*STATED PROBLEM:* Below are the records; reproduce all of them exactly but without any images.

*ROWS:*
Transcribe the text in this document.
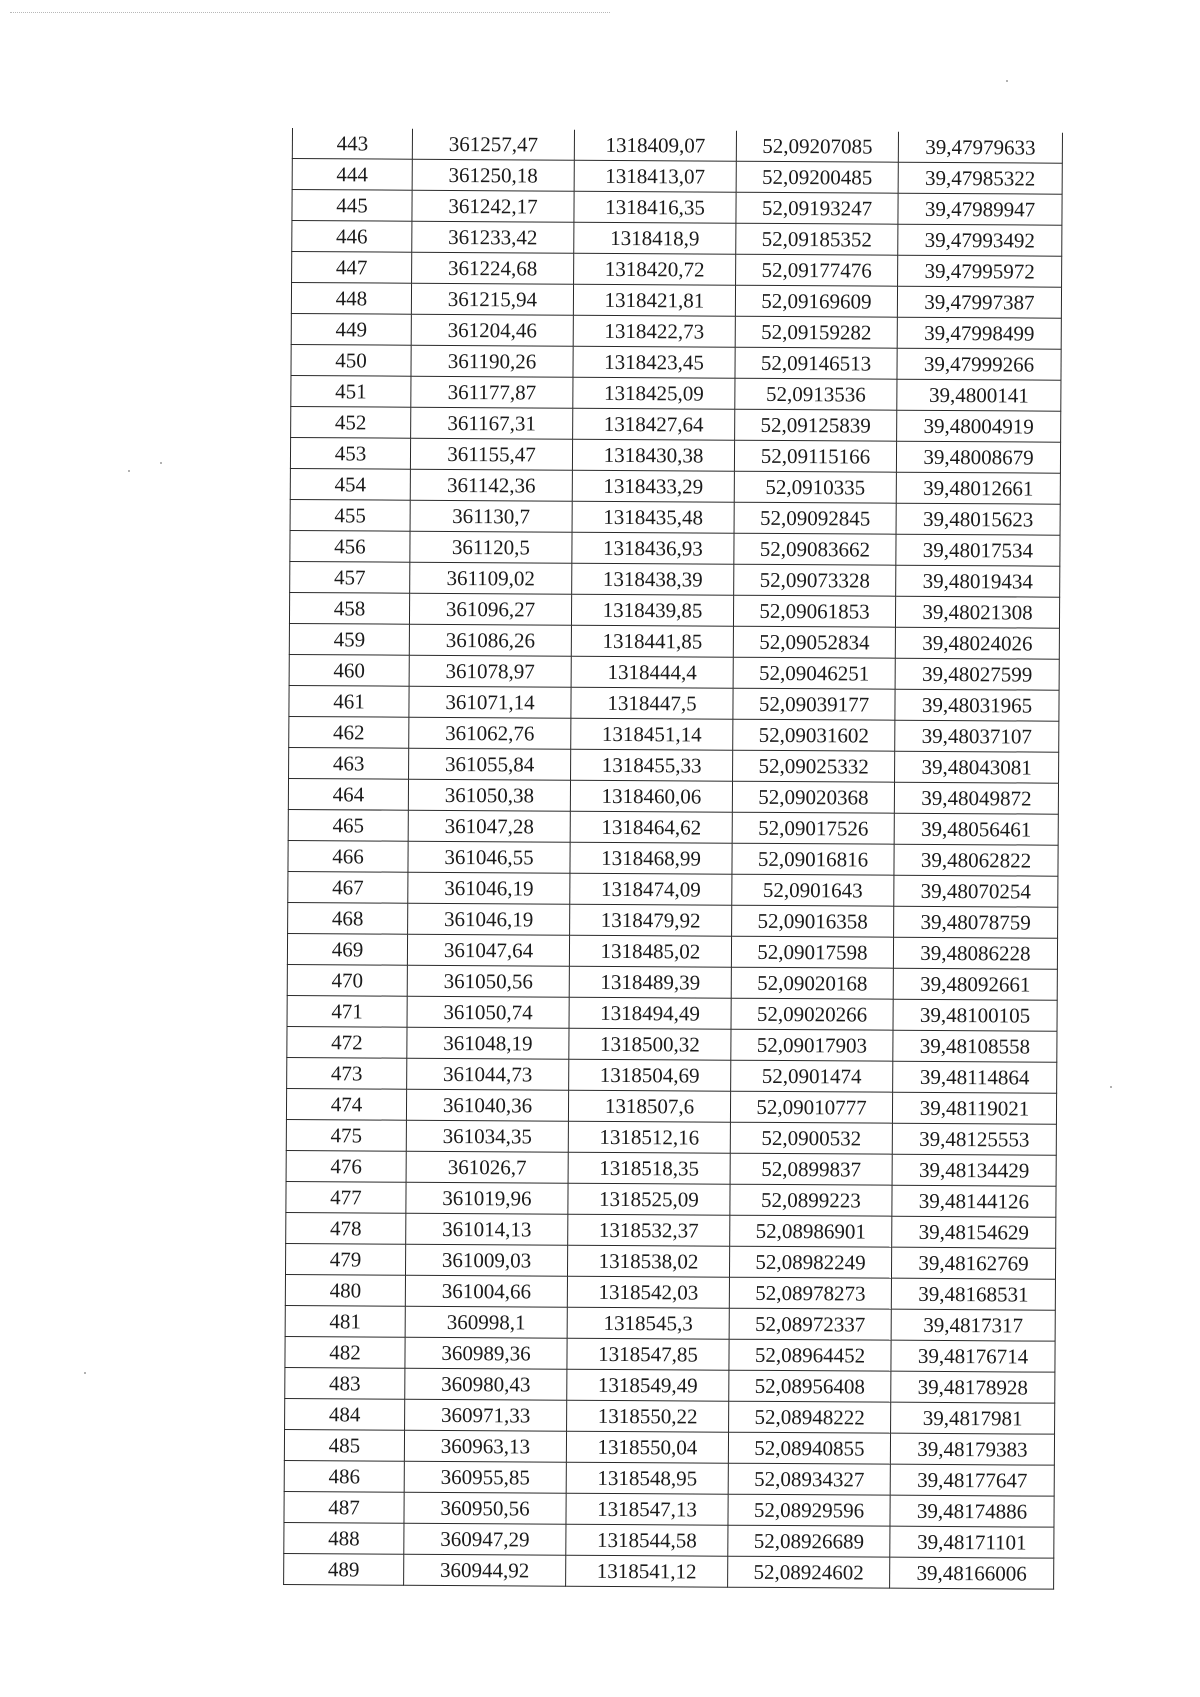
443	361257,47	1318409,07	52,09207085	39,47979633
444	361250,18	1318413,07	52,09200485	39,47985322
445	361242,17	1318416,35	52,09193247	39,47989947
446	361233,42	1318418,9	52,09185352	39,47993492
447	361224,68	1318420,72	52,09177476	39,47995972
448	361215,94	1318421,81	52,09169609	39,47997387
449	361204,46	1318422,73	52,09159282	39,47998499
450	361190,26	1318423,45	52,09146513	39,47999266
451	361177,87	1318425,09	52,0913536	39,4800141
452	361167,31	1318427,64	52,09125839	39,48004919
453	361155,47	1318430,38	52,09115166	39,48008679
454	361142,36	1318433,29	52,0910335	39,48012661
455	361130,7	1318435,48	52,09092845	39,48015623
456	361120,5	1318436,93	52,09083662	39,48017534
457	361109,02	1318438,39	52,09073328	39,48019434
458	361096,27	1318439,85	52,09061853	39,48021308
459	361086,26	1318441,85	52,09052834	39,48024026
460	361078,97	1318444,4	52,09046251	39,48027599
461	361071,14	1318447,5	52,09039177	39,48031965
462	361062,76	1318451,14	52,09031602	39,48037107
463	361055,84	1318455,33	52,09025332	39,48043081
464	361050,38	1318460,06	52,09020368	39,48049872
465	361047,28	1318464,62	52,09017526	39,48056461
466	361046,55	1318468,99	52,09016816	39,48062822
467	361046,19	1318474,09	52,0901643	39,48070254
468	361046,19	1318479,92	52,09016358	39,48078759
469	361047,64	1318485,02	52,09017598	39,48086228
470	361050,56	1318489,39	52,09020168	39,48092661
471	361050,74	1318494,49	52,09020266	39,48100105
472	361048,19	1318500,32	52,09017903	39,48108558
473	361044,73	1318504,69	52,0901474	39,48114864
474	361040,36	1318507,6	52,09010777	39,48119021
475	361034,35	1318512,16	52,0900532	39,48125553
476	361026,7	1318518,35	52,0899837	39,48134429
477	361019,96	1318525,09	52,0899223	39,48144126
478	361014,13	1318532,37	52,08986901	39,48154629
479	361009,03	1318538,02	52,08982249	39,48162769
480	361004,66	1318542,03	52,08978273	39,48168531
481	360998,1	1318545,3	52,08972337	39,4817317
482	360989,36	1318547,85	52,08964452	39,48176714
483	360980,43	1318549,49	52,08956408	39,48178928
484	360971,33	1318550,22	52,08948222	39,4817981
485	360963,13	1318550,04	52,08940855	39,48179383
486	360955,85	1318548,95	52,08934327	39,48177647
487	360950,56	1318547,13	52,08929596	39,48174886
488	360947,29	1318544,58	52,08926689	39,48171101
489	360944,92	1318541,12	52,08924602	39,48166006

*SOLUTION TO THIS EXERCISE:*
Transcribe the text in this document.
443	361257,47	1318409,07	52,09207085	39,47979633
444	361250,18	1318413,07	52,09200485	39,47985322
445	361242,17	1318416,35	52,09193247	39,47989947
446	361233,42	1318418,9	52,09185352	39,47993492
447	361224,68	1318420,72	52,09177476	39,47995972
448	361215,94	1318421,81	52,09169609	39,47997387
449	361204,46	1318422,73	52,09159282	39,47998499
450	361190,26	1318423,45	52,09146513	39,47999266
451	361177,87	1318425,09	52,0913536	39,4800141
452	361167,31	1318427,64	52,09125839	39,48004919
453	361155,47	1318430,38	52,09115166	39,48008679
454	361142,36	1318433,29	52,0910335	39,48012661
455	361130,7	1318435,48	52,09092845	39,48015623
456	361120,5	1318436,93	52,09083662	39,48017534
457	361109,02	1318438,39	52,09073328	39,48019434
458	361096,27	1318439,85	52,09061853	39,48021308
459	361086,26	1318441,85	52,09052834	39,48024026
460	361078,97	1318444,4	52,09046251	39,48027599
461	361071,14	1318447,5	52,09039177	39,48031965
462	361062,76	1318451,14	52,09031602	39,48037107
463	361055,84	1318455,33	52,09025332	39,48043081
464	361050,38	1318460,06	52,09020368	39,48049872
465	361047,28	1318464,62	52,09017526	39,48056461
466	361046,55	1318468,99	52,09016816	39,48062822
467	361046,19	1318474,09	52,0901643	39,48070254
468	361046,19	1318479,92	52,09016358	39,48078759
469	361047,64	1318485,02	52,09017598	39,48086228
470	361050,56	1318489,39	52,09020168	39,48092661
471	361050,74	1318494,49	52,09020266	39,48100105
472	361048,19	1318500,32	52,09017903	39,48108558
473	361044,73	1318504,69	52,0901474	39,48114864
474	361040,36	1318507,6	52,09010777	39,48119021
475	361034,35	1318512,16	52,0900532	39,48125553
476	361026,7	1318518,35	52,0899837	39,48134429
477	361019,96	1318525,09	52,0899223	39,48144126
478	361014,13	1318532,37	52,08986901	39,48154629
479	361009,03	1318538,02	52,08982249	39,48162769
480	361004,66	1318542,03	52,08978273	39,48168531
481	360998,1	1318545,3	52,08972337	39,4817317
482	360989,36	1318547,85	52,08964452	39,48176714
483	360980,43	1318549,49	52,08956408	39,48178928
484	360971,33	1318550,22	52,08948222	39,4817981
485	360963,13	1318550,04	52,08940855	39,48179383
486	360955,85	1318548,95	52,08934327	39,48177647
487	360950,56	1318547,13	52,08929596	39,48174886
488	360947,29	1318544,58	52,08926689	39,48171101
489	360944,92	1318541,12	52,08924602	39,48166006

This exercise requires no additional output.